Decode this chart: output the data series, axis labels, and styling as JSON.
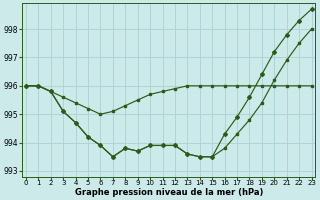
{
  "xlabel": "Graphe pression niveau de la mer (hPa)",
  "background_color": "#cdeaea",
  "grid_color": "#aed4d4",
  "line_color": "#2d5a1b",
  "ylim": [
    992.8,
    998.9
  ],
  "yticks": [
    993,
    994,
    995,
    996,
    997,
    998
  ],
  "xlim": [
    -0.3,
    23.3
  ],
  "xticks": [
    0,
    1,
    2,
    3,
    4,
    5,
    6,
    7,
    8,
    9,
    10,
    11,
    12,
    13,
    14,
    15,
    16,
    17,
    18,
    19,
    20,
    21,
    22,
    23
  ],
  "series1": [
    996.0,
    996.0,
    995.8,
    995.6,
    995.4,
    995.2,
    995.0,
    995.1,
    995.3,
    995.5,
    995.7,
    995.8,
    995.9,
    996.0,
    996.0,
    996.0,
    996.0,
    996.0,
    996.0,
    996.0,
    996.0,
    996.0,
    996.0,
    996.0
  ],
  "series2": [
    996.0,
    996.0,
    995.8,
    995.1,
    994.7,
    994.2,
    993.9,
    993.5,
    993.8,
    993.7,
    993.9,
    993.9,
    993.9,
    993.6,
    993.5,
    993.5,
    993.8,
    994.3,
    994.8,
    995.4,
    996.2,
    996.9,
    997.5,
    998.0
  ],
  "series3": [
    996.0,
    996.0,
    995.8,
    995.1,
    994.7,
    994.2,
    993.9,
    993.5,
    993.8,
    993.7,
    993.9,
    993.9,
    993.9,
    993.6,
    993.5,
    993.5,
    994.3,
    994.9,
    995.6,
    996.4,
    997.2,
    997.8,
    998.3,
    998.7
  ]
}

----------------------------------------

Set exercise =>
Reproduce the material in its entirety and word for word, without the pictures.

Exercise result =>
Decode this chart: output the data series, axis labels, and styling as JSON.
{
  "xlabel": "Graphe pression niveau de la mer (hPa)",
  "background_color": "#cdeaea",
  "grid_color": "#aed4d4",
  "line_color": "#2d5a1b",
  "ylim": [
    992.8,
    998.9
  ],
  "yticks": [
    993,
    994,
    995,
    996,
    997,
    998
  ],
  "xlim": [
    -0.3,
    23.3
  ],
  "xticks": [
    0,
    1,
    2,
    3,
    4,
    5,
    6,
    7,
    8,
    9,
    10,
    11,
    12,
    13,
    14,
    15,
    16,
    17,
    18,
    19,
    20,
    21,
    22,
    23
  ],
  "series1": [
    996.0,
    996.0,
    995.8,
    995.6,
    995.4,
    995.2,
    995.0,
    995.1,
    995.3,
    995.5,
    995.7,
    995.8,
    995.9,
    996.0,
    996.0,
    996.0,
    996.0,
    996.0,
    996.0,
    996.0,
    996.0,
    996.0,
    996.0,
    996.0
  ],
  "series2": [
    996.0,
    996.0,
    995.8,
    995.1,
    994.7,
    994.2,
    993.9,
    993.5,
    993.8,
    993.7,
    993.9,
    993.9,
    993.9,
    993.6,
    993.5,
    993.5,
    993.8,
    994.3,
    994.8,
    995.4,
    996.2,
    996.9,
    997.5,
    998.0
  ],
  "series3": [
    996.0,
    996.0,
    995.8,
    995.1,
    994.7,
    994.2,
    993.9,
    993.5,
    993.8,
    993.7,
    993.9,
    993.9,
    993.9,
    993.6,
    993.5,
    993.5,
    994.3,
    994.9,
    995.6,
    996.4,
    997.2,
    997.8,
    998.3,
    998.7
  ]
}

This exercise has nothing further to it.